**What you are asked to do**
Reproduce the listing word for word. Skip any image.

━━━━━ Data provided ━━━━━

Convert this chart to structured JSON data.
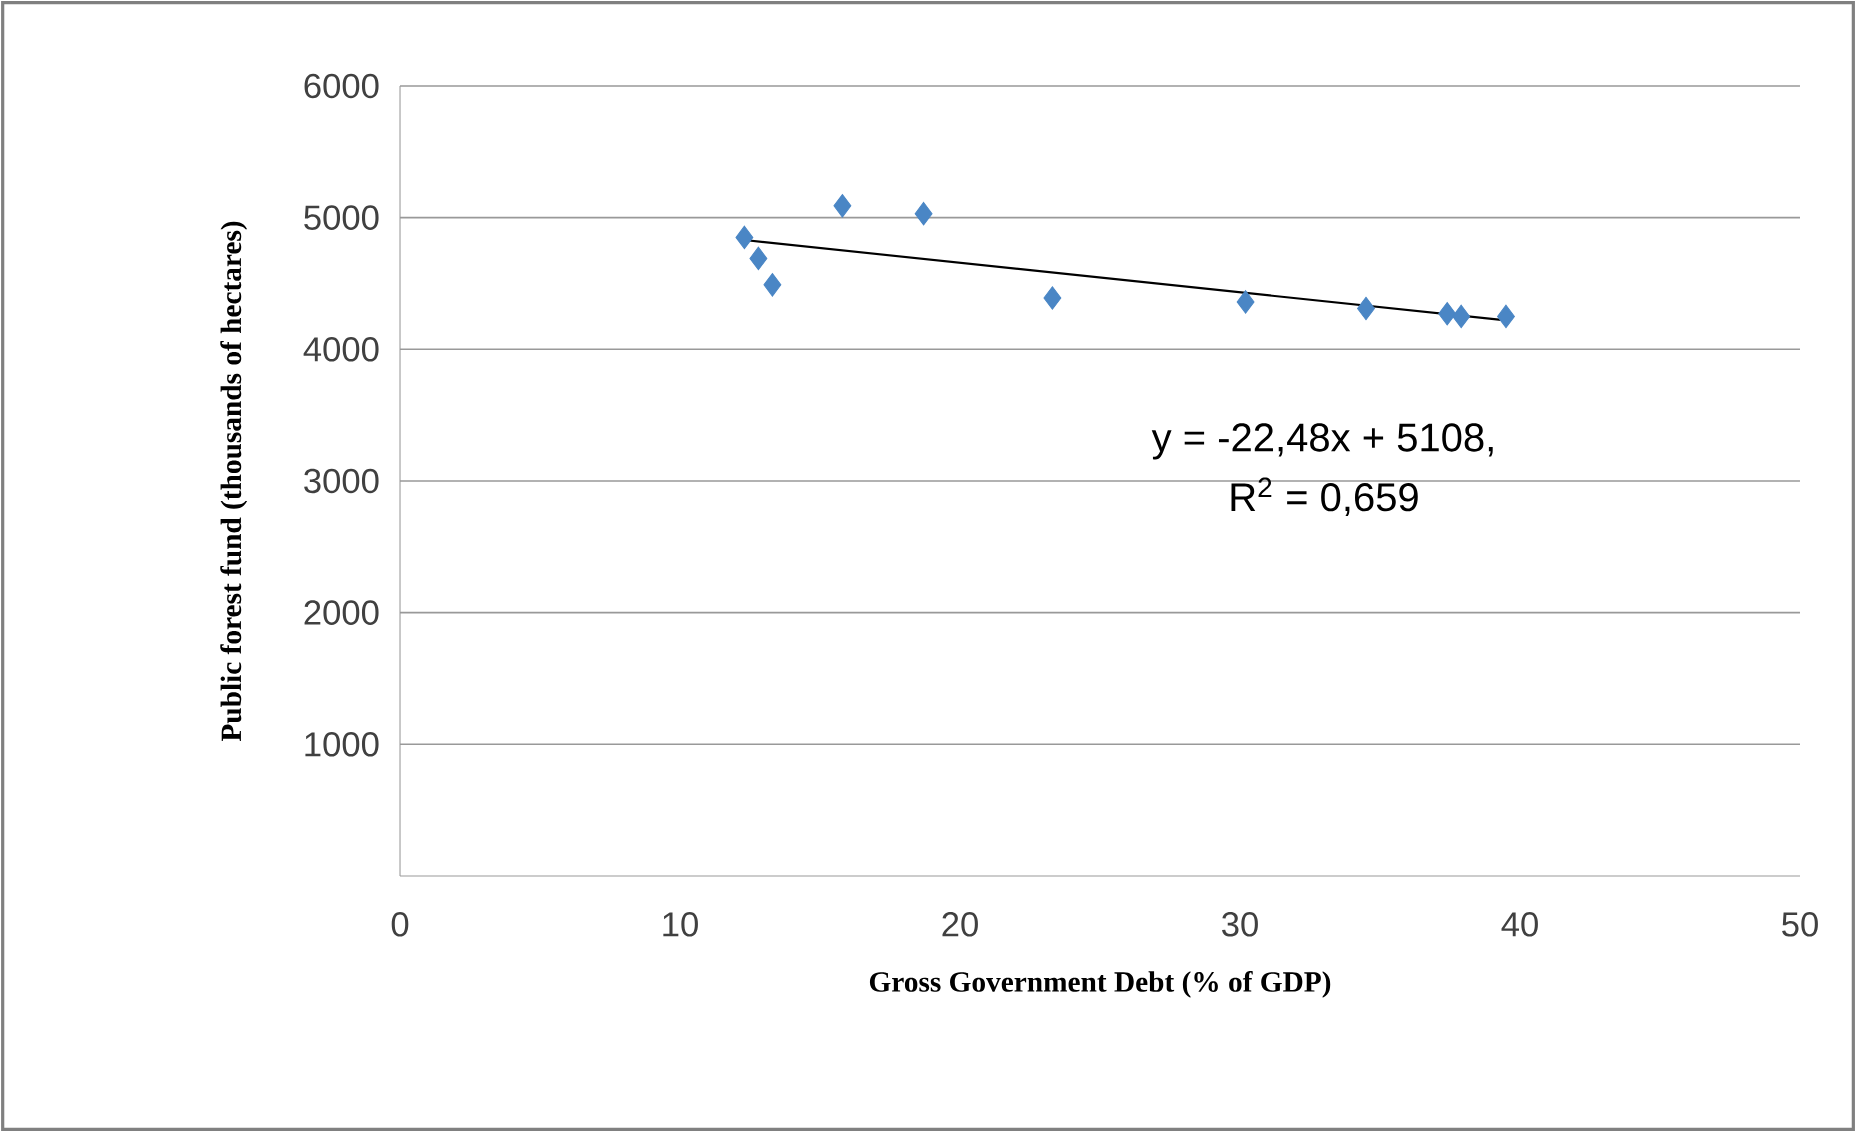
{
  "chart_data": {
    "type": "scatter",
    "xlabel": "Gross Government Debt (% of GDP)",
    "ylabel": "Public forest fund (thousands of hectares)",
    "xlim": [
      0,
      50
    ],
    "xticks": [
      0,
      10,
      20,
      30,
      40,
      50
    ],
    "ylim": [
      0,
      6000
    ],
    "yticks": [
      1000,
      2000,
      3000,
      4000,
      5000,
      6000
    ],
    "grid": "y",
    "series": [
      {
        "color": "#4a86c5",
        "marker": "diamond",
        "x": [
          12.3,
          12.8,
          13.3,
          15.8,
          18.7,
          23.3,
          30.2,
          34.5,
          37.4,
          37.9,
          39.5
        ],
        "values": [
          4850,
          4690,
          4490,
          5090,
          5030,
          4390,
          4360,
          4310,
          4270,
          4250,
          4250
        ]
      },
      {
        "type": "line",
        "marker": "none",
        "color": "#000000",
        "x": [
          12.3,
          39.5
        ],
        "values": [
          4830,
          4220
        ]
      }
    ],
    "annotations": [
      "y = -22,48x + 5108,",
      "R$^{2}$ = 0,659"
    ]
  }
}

━━━━━

**Expected answer**
Convert this chart to structured JSON data.
{
  "chart_data": {
    "type": "scatter",
    "xlabel": "Gross Government Debt (% of GDP)",
    "ylabel": "Public forest fund (thousands of hectares)",
    "xlim": [
      0,
      50
    ],
    "xticks": [
      0,
      10,
      20,
      30,
      40,
      50
    ],
    "ylim": [
      0,
      6000
    ],
    "yticks": [
      1000,
      2000,
      3000,
      4000,
      5000,
      6000
    ],
    "grid": "y",
    "series": [
      {
        "color": "#4a86c5",
        "marker": "diamond",
        "x": [
          12.3,
          12.8,
          13.3,
          15.8,
          18.7,
          23.3,
          30.2,
          34.5,
          37.4,
          37.9,
          39.5
        ],
        "values": [
          4850,
          4690,
          4490,
          5090,
          5030,
          4390,
          4360,
          4310,
          4270,
          4250,
          4250
        ]
      },
      {
        "type": "line",
        "marker": "none",
        "color": "#000000",
        "x": [
          12.3,
          39.5
        ],
        "values": [
          4830,
          4220
        ]
      }
    ],
    "annotations": [
      "y = -22,48x + 5108,",
      "R$^{2}$ = 0,659"
    ]
  }
}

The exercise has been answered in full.